What is expected :: Return each entry exactly, omitting nothing.

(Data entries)

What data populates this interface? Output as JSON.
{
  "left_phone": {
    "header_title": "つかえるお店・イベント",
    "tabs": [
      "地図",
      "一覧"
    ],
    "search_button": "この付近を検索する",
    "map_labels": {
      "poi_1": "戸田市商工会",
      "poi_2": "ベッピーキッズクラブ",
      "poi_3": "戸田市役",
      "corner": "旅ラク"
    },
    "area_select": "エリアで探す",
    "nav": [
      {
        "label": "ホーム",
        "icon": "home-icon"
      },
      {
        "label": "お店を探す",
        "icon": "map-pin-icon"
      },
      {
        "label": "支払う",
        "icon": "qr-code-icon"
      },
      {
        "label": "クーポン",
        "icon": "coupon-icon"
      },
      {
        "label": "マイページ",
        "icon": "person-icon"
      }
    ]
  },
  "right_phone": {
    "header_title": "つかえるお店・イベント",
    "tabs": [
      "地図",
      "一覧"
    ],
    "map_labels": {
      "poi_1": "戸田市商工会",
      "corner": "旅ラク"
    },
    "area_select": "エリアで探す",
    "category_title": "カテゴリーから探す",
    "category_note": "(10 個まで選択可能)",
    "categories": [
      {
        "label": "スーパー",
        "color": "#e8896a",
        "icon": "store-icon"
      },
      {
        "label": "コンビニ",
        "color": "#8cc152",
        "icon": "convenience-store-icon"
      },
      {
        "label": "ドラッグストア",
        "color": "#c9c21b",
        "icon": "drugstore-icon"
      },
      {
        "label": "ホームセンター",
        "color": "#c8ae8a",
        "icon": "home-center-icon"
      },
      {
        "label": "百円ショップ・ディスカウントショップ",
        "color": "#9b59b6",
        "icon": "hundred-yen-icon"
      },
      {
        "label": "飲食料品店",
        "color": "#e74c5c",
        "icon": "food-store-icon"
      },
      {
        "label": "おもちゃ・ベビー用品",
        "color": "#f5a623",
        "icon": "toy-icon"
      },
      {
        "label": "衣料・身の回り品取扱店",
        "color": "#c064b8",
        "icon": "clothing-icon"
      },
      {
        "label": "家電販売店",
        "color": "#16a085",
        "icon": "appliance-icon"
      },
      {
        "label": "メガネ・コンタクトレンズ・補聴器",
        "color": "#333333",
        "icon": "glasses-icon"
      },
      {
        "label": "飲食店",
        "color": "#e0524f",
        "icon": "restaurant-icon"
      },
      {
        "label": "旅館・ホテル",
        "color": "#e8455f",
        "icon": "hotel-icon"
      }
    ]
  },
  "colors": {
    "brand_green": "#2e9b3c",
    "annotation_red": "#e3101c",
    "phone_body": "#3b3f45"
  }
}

Completed task ::
What data populates this interface? Output as JSON.
{
  "left_phone": {
    "header_title": "つかえるお店・イベント",
    "tabs": [
      "地図",
      "一覧"
    ],
    "search_button": "この付近を検索する",
    "map_labels": {
      "poi_1": "戸田市商工会",
      "poi_2": "ベッピーキッズクラブ",
      "poi_3": "戸田市役",
      "corner": "旅ラク"
    },
    "area_select": "エリアで探す",
    "nav": [
      {
        "label": "ホーム",
        "icon": "home-icon"
      },
      {
        "label": "お店を探す",
        "icon": "map-pin-icon"
      },
      {
        "label": "支払う",
        "icon": "qr-code-icon"
      },
      {
        "label": "クーポン",
        "icon": "coupon-icon"
      },
      {
        "label": "マイページ",
        "icon": "person-icon"
      }
    ]
  },
  "right_phone": {
    "header_title": "つかえるお店・イベント",
    "tabs": [
      "地図",
      "一覧"
    ],
    "map_labels": {
      "poi_1": "戸田市商工会",
      "corner": "旅ラク"
    },
    "area_select": "エリアで探す",
    "category_title": "カテゴリーから探す",
    "category_note": "(10 個まで選択可能)",
    "categories": [
      {
        "label": "スーパー",
        "color": "#e8896a",
        "icon": "store-icon"
      },
      {
        "label": "コンビニ",
        "color": "#8cc152",
        "icon": "convenience-store-icon"
      },
      {
        "label": "ドラッグストア",
        "color": "#c9c21b",
        "icon": "drugstore-icon"
      },
      {
        "label": "ホームセンター",
        "color": "#c8ae8a",
        "icon": "home-center-icon"
      },
      {
        "label": "百円ショップ・ディスカウントショップ",
        "color": "#9b59b6",
        "icon": "hundred-yen-icon"
      },
      {
        "label": "飲食料品店",
        "color": "#e74c5c",
        "icon": "food-store-icon"
      },
      {
        "label": "おもちゃ・ベビー用品",
        "color": "#f5a623",
        "icon": "toy-icon"
      },
      {
        "label": "衣料・身の回り品取扱店",
        "color": "#c064b8",
        "icon": "clothing-icon"
      },
      {
        "label": "家電販売店",
        "color": "#16a085",
        "icon": "appliance-icon"
      },
      {
        "label": "メガネ・コンタクトレンズ・補聴器",
        "color": "#333333",
        "icon": "glasses-icon"
      },
      {
        "label": "飲食店",
        "color": "#e0524f",
        "icon": "restaurant-icon"
      },
      {
        "label": "旅館・ホテル",
        "color": "#e8455f",
        "icon": "hotel-icon"
      }
    ]
  },
  "colors": {
    "brand_green": "#2e9b3c",
    "annotation_red": "#e3101c",
    "phone_body": "#3b3f45"
  }
}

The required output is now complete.